[BEGIN Supplied data]

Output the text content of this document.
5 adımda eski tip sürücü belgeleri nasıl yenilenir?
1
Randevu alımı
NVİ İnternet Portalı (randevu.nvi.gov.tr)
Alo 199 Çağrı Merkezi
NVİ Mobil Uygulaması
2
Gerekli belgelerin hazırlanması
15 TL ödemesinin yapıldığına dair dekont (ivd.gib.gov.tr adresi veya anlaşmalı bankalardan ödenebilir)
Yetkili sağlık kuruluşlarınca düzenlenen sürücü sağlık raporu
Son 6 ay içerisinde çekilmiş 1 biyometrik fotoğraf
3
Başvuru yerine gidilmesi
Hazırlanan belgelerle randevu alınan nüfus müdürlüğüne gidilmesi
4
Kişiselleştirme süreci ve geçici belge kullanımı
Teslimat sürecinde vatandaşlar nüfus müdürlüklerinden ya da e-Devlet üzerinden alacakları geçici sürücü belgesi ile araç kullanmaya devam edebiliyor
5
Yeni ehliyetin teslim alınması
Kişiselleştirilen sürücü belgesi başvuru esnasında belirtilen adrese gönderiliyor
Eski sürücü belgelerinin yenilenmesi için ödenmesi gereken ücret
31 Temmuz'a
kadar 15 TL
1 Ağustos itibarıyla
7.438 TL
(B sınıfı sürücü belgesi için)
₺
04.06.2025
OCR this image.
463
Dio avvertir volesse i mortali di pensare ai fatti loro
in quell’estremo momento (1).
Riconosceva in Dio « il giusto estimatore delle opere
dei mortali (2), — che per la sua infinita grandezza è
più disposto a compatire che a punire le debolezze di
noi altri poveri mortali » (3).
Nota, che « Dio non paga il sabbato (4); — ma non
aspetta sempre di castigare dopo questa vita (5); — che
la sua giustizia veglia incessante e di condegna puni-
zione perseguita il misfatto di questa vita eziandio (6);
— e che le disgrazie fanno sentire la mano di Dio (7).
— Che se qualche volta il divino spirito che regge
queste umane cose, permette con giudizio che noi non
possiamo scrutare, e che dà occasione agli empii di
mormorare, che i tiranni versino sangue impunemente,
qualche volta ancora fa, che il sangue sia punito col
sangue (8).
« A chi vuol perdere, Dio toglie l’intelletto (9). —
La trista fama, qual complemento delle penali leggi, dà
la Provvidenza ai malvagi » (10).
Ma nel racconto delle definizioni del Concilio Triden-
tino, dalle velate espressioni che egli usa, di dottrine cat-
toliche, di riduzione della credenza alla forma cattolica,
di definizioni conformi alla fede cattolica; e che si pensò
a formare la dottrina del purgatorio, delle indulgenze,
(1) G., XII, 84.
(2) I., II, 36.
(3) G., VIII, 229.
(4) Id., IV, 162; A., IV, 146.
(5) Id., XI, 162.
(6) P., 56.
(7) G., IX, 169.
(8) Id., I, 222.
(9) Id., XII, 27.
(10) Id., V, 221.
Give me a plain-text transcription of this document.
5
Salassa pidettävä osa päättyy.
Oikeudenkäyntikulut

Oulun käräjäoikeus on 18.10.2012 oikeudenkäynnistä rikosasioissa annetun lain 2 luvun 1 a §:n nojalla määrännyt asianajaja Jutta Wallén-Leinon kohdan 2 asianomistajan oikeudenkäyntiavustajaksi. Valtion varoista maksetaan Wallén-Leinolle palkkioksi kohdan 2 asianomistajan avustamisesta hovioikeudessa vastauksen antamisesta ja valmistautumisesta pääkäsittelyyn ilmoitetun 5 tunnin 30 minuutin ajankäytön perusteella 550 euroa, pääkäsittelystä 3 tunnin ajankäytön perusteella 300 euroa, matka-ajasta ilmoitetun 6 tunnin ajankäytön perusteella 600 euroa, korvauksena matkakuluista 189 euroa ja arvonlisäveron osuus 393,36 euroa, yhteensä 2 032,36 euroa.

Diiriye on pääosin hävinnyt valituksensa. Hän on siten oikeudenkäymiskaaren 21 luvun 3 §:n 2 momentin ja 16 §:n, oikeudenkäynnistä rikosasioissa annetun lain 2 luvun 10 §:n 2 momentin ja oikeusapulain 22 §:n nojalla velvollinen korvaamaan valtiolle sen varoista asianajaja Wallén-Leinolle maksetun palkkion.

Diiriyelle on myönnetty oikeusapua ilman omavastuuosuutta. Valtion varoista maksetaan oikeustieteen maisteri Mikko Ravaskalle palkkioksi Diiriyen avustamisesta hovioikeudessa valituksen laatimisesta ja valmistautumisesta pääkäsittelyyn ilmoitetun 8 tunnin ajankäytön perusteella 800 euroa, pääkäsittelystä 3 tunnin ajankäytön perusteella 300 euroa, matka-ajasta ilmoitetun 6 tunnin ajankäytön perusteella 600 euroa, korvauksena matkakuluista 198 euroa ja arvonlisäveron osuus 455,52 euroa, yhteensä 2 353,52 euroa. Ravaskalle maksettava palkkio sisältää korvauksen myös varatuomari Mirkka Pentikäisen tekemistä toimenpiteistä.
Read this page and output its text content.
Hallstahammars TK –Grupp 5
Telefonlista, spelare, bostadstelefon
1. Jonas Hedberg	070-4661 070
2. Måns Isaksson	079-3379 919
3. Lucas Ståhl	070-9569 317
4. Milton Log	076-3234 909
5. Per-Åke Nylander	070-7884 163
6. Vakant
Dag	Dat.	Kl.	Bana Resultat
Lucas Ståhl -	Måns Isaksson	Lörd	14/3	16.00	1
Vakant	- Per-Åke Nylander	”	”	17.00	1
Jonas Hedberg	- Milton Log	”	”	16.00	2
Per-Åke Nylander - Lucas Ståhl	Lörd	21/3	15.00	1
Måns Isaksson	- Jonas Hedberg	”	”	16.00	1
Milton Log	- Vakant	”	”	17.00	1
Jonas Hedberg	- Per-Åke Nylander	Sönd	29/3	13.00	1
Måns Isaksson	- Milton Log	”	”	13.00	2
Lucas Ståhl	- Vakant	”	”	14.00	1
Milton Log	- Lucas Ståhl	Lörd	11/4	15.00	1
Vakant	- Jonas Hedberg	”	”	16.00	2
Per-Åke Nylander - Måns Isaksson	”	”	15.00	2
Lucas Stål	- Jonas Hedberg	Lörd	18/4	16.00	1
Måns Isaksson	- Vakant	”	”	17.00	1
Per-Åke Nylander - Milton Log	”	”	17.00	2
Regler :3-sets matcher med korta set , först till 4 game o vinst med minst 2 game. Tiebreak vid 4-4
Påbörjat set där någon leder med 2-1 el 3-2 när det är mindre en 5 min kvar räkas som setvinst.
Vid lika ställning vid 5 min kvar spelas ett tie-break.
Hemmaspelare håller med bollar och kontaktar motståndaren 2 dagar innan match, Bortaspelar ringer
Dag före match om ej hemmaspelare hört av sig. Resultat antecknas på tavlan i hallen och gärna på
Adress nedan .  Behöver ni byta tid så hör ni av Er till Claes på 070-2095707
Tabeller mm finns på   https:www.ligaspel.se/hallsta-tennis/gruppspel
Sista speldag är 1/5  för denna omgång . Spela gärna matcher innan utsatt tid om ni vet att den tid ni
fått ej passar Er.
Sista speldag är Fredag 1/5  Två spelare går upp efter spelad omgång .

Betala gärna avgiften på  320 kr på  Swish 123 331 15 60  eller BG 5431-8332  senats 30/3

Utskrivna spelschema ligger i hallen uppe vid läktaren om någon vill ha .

[END Supplied data]

**What is required:** Copy out the full listing exactly.

**Right answer:**
Output the text content of this document.
5 adımda eski tip sürücü belgeleri nasıl yenilenir?
1
Randevu alımı
NVİ İnternet Portalı (randevu.nvi.gov.tr)
Alo 199 Çağrı Merkezi
NVİ Mobil Uygulaması
2
Gerekli belgelerin hazırlanması
15 TL ödemesinin yapıldığına dair dekont (ivd.gib.gov.tr adresi veya anlaşmalı bankalardan ödenebilir)
Yetkili sağlık kuruluşlarınca düzenlenen sürücü sağlık raporu
Son 6 ay içerisinde çekilmiş 1 biyometrik fotoğraf
3
Başvuru yerine gidilmesi
Hazırlanan belgelerle randevu alınan nüfus müdürlüğüne gidilmesi
4
Kişiselleştirme süreci ve geçici belge kullanımı
Teslimat sürecinde vatandaşlar nüfus müdürlüklerinden ya da e-Devlet üzerinden alacakları geçici sürücü belgesi ile araç kullanmaya devam edebiliyor
5
Yeni ehliyetin teslim alınması
Kişiselleştirilen sürücü belgesi başvuru esnasında belirtilen adrese gönderiliyor
Eski sürücü belgelerinin yenilenmesi için ödenmesi gereken ücret
31 Temmuz'a
kadar 15 TL
1 Ağustos itibarıyla
7.438 TL
(B sınıfı sürücü belgesi için)
₺
04.06.2025
OCR this image.
463
Dio avvertir volesse i mortali di pensare ai fatti loro
in quell’estremo momento (1).
Riconosceva in Dio « il giusto estimatore delle opere
dei mortali (2), — che per la sua infinita grandezza è
più disposto a compatire che a punire le debolezze di
noi altri poveri mortali » (3).
Nota, che « Dio non paga il sabbato (4); — ma non
aspetta sempre di castigare dopo questa vita (5); — che
la sua giustizia veglia incessante e di condegna puni-
zione perseguita il misfatto di questa vita eziandio (6);
— e che le disgrazie fanno sentire la mano di Dio (7).
— Che se qualche volta il divino spirito che regge
queste umane cose, permette con giudizio che noi non
possiamo scrutare, e che dà occasione agli empii di
mormorare, che i tiranni versino sangue impunemente,
qualche volta ancora fa, che il sangue sia punito col
sangue (8).
« A chi vuol perdere, Dio toglie l’intelletto (9). —
La trista fama, qual complemento delle penali leggi, dà
la Provvidenza ai malvagi » (10).
Ma nel racconto delle definizioni del Concilio Triden-
tino, dalle velate espressioni che egli usa, di dottrine cat-
toliche, di riduzione della credenza alla forma cattolica,
di definizioni conformi alla fede cattolica; e che si pensò
a formare la dottrina del purgatorio, delle indulgenze,
(1) G., XII, 84.
(2) I., II, 36.
(3) G., VIII, 229.
(4) Id., IV, 162; A., IV, 146.
(5) Id., XI, 162.
(6) P., 56.
(7) G., IX, 169.
(8) Id., I, 222.
(9) Id., XII, 27.
(10) Id., V, 221.
Give me a plain-text transcription of this document.
5
Salassa pidettävä osa päättyy.
Oikeudenkäyntikulut

Oulun käräjäoikeus on 18.10.2012 oikeudenkäynnistä rikosasioissa annetun lain 2 luvun 1 a §:n nojalla määrännyt asianajaja Jutta Wallén-Leinon kohdan 2 asianomistajan oikeudenkäyntiavustajaksi. Valtion varoista maksetaan Wallén-Leinolle palkkioksi kohdan 2 asianomistajan avustamisesta hovioikeudessa vastauksen antamisesta ja valmistautumisesta pääkäsittelyyn ilmoitetun 5 tunnin 30 minuutin ajankäytön perusteella 550 euroa, pääkäsittelystä 3 tunnin ajankäytön perusteella 300 euroa, matka-ajasta ilmoitetun 6 tunnin ajankäytön perusteella 600 euroa, korvauksena matkakuluista 189 euroa ja arvonlisäveron osuus 393,36 euroa, yhteensä 2 032,36 euroa.

Diiriye on pääosin hävinnyt valituksensa. Hän on siten oikeudenkäymiskaaren 21 luvun 3 §:n 2 momentin ja 16 §:n, oikeudenkäynnistä rikosasioissa annetun lain 2 luvun 10 §:n 2 momentin ja oikeusapulain 22 §:n nojalla velvollinen korvaamaan valtiolle sen varoista asianajaja Wallén-Leinolle maksetun palkkion.

Diiriyelle on myönnetty oikeusapua ilman omavastuuosuutta. Valtion varoista maksetaan oikeustieteen maisteri Mikko Ravaskalle palkkioksi Diiriyen avustamisesta hovioikeudessa valituksen laatimisesta ja valmistautumisesta pääkäsittelyyn ilmoitetun 8 tunnin ajankäytön perusteella 800 euroa, pääkäsittelystä 3 tunnin ajankäytön perusteella 300 euroa, matka-ajasta ilmoitetun 6 tunnin ajankäytön perusteella 600 euroa, korvauksena matkakuluista 198 euroa ja arvonlisäveron osuus 455,52 euroa, yhteensä 2 353,52 euroa. Ravaskalle maksettava palkkio sisältää korvauksen myös varatuomari Mirkka Pentikäisen tekemistä toimenpiteistä.
Read this page and output its text content.
Hallstahammars TK –Grupp 5
Telefonlista, spelare, bostadstelefon
1. Jonas Hedberg	070-4661 070
2. Måns Isaksson	079-3379 919
3. Lucas Ståhl	070-9569 317
4. Milton Log	076-3234 909
5. Per-Åke Nylander	070-7884 163
6. Vakant
Dag	Dat.	Kl.	Bana Resultat
Lucas Ståhl -	Måns Isaksson	Lörd	14/3	16.00	1
Vakant	- Per-Åke Nylander	”	”	17.00	1
Jonas Hedberg	- Milton Log	”	”	16.00	2
Per-Åke Nylander - Lucas Ståhl	Lörd	21/3	15.00	1
Måns Isaksson	- Jonas Hedberg	”	”	16.00	1
Milton Log	- Vakant	”	”	17.00	1
Jonas Hedberg	- Per-Åke Nylander	Sönd	29/3	13.00	1
Måns Isaksson	- Milton Log	”	”	13.00	2
Lucas Ståhl	- Vakant	”	”	14.00	1
Milton Log	- Lucas Ståhl	Lörd	11/4	15.00	1
Vakant	- Jonas Hedberg	”	”	16.00	2
Per-Åke Nylander - Måns Isaksson	”	”	15.00	2
Lucas Stål	- Jonas Hedberg	Lörd	18/4	16.00	1
Måns Isaksson	- Vakant	”	”	17.00	1
Per-Åke Nylander - Milton Log	”	”	17.00	2
Regler :3-sets matcher med korta set , först till 4 game o vinst med minst 2 game. Tiebreak vid 4-4
Påbörjat set där någon leder med 2-1 el 3-2 när det är mindre en 5 min kvar räkas som setvinst.
Vid lika ställning vid 5 min kvar spelas ett tie-break.
Hemmaspelare håller med bollar och kontaktar motståndaren 2 dagar innan match, Bortaspelar ringer
Dag före match om ej hemmaspelare hört av sig. Resultat antecknas på tavlan i hallen och gärna på
Adress nedan .  Behöver ni byta tid så hör ni av Er till Claes på 070-2095707
Tabeller mm finns på   https:www.ligaspel.se/hallsta-tennis/gruppspel
Sista speldag är 1/5  för denna omgång . Spela gärna matcher innan utsatt tid om ni vet att den tid ni
fått ej passar Er.
Sista speldag är Fredag 1/5  Två spelare går upp efter spelad omgång .

Betala gärna avgiften på  320 kr på  Swish 123 331 15 60  eller BG 5431-8332  senats 30/3

Utskrivna spelschema ligger i hallen uppe vid läktaren om någon vill ha .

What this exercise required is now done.